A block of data
- - -
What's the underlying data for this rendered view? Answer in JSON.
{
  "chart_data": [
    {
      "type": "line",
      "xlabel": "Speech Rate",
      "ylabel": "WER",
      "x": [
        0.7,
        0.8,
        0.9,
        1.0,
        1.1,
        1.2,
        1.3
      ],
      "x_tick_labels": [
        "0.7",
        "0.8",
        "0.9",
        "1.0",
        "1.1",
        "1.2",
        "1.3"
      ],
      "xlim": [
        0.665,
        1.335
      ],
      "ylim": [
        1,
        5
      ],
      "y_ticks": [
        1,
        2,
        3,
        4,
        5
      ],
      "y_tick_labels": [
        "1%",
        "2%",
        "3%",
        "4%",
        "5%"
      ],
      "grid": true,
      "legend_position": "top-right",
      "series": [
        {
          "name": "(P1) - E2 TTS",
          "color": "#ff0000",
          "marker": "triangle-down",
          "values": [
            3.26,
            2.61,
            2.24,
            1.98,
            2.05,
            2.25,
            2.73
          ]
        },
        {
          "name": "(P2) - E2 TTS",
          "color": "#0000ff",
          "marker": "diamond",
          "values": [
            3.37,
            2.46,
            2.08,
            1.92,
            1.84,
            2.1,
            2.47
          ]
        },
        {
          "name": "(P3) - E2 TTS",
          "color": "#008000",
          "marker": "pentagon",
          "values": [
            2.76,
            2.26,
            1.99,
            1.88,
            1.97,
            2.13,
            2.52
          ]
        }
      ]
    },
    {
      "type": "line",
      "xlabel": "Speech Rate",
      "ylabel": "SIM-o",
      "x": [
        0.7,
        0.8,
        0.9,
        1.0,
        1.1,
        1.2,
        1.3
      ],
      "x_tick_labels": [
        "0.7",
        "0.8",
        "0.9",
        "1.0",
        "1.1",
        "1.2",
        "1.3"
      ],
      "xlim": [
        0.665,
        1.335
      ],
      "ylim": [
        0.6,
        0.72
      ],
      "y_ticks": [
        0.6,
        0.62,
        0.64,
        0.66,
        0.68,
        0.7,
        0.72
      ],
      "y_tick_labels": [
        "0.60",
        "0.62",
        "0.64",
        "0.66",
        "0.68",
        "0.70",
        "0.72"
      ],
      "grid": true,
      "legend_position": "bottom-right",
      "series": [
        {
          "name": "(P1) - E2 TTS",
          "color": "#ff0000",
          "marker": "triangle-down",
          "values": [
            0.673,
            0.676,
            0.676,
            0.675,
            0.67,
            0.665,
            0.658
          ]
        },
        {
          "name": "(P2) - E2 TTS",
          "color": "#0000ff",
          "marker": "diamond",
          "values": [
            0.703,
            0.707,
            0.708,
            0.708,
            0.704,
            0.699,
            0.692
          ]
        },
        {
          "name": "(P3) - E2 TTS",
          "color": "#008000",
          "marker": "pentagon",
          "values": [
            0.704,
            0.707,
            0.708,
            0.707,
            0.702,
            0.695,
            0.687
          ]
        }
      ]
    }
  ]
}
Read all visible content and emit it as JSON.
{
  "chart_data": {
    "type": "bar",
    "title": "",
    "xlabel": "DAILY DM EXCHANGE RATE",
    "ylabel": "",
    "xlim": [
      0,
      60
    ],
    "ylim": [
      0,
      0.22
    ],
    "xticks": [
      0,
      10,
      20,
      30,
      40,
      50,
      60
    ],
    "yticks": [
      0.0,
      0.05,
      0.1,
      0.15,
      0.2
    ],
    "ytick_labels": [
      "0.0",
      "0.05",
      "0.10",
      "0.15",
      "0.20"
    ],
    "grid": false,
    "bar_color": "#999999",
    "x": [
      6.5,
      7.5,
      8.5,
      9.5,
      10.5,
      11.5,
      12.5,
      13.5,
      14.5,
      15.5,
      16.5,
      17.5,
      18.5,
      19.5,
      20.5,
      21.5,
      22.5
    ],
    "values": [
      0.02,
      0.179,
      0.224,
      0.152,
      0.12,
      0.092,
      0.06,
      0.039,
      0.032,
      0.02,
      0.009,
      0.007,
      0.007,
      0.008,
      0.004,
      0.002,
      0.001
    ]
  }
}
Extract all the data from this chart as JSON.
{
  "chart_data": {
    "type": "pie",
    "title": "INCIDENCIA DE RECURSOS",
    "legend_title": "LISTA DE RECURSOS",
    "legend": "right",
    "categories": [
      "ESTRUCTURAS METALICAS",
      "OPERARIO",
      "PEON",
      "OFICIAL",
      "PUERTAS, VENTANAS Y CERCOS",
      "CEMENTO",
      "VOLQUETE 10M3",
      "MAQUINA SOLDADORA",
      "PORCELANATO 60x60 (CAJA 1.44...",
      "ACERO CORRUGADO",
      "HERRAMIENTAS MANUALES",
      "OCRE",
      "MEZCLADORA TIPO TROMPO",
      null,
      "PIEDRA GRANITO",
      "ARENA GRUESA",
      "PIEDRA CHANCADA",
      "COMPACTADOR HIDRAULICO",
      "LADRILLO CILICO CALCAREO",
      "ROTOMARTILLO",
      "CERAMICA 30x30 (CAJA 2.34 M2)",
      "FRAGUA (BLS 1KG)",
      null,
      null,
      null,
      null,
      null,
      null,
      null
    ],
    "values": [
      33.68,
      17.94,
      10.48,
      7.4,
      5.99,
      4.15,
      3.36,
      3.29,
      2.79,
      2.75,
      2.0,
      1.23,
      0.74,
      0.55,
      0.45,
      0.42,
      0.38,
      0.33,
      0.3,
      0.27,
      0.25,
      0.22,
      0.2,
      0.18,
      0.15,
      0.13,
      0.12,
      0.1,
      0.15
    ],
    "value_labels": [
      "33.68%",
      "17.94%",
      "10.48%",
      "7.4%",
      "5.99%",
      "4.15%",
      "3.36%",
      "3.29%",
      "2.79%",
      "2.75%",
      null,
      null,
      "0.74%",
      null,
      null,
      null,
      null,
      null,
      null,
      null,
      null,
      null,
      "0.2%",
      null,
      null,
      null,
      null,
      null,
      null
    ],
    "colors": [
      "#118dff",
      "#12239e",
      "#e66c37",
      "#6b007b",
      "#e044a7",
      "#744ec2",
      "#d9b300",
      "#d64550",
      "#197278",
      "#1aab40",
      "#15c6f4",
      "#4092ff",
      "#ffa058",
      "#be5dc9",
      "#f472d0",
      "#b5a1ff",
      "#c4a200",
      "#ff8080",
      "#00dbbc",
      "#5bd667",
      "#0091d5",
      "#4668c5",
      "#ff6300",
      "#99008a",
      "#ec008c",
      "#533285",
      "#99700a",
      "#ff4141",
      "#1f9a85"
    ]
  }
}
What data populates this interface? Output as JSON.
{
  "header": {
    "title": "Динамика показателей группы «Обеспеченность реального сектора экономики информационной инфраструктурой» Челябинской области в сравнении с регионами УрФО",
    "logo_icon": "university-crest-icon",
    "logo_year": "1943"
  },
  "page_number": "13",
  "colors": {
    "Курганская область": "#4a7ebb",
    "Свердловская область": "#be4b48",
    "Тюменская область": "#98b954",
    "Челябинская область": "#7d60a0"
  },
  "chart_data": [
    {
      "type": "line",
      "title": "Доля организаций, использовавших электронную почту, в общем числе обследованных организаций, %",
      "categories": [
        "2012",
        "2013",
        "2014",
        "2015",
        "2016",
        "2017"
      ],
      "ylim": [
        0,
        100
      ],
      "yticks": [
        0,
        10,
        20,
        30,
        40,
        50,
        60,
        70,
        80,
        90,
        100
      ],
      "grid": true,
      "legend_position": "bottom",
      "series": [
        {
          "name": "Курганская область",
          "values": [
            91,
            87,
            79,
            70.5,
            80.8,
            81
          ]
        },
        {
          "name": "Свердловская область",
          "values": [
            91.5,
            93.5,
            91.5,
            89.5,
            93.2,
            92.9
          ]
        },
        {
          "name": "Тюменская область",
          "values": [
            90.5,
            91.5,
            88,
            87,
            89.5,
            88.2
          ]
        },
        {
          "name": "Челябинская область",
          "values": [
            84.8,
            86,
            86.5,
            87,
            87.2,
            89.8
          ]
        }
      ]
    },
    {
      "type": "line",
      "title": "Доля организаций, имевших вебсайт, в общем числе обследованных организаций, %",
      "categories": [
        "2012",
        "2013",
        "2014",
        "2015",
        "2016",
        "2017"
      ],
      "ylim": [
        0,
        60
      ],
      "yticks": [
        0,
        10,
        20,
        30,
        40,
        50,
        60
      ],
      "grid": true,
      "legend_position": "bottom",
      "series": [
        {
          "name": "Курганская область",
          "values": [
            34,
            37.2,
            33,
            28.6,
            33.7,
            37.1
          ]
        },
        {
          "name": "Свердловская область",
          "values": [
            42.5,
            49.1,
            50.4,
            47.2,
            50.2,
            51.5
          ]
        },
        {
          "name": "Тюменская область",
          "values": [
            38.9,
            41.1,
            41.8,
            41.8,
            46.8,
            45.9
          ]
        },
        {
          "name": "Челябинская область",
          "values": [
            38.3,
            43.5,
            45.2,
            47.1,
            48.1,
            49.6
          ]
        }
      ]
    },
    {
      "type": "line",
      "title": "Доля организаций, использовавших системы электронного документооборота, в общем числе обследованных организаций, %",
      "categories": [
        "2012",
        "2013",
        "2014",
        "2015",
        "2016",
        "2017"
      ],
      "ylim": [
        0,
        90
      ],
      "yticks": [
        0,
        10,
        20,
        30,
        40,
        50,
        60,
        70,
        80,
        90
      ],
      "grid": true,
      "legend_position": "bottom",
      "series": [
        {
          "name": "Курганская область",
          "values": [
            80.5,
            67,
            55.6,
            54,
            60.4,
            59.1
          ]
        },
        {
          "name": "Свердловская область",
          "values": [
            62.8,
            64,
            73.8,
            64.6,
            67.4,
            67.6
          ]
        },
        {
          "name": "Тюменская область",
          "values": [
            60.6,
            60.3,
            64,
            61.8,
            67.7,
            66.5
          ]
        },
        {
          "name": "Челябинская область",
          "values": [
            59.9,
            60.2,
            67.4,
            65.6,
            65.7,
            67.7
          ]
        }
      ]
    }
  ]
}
- - -
SET EXERCISE
Search the listing for the string "right". Copy each line where it turns up.

COMPLETE RESPONSE
      "legend_position": "top-right",
      "legend_position": "bottom-right",
    "legend": "right",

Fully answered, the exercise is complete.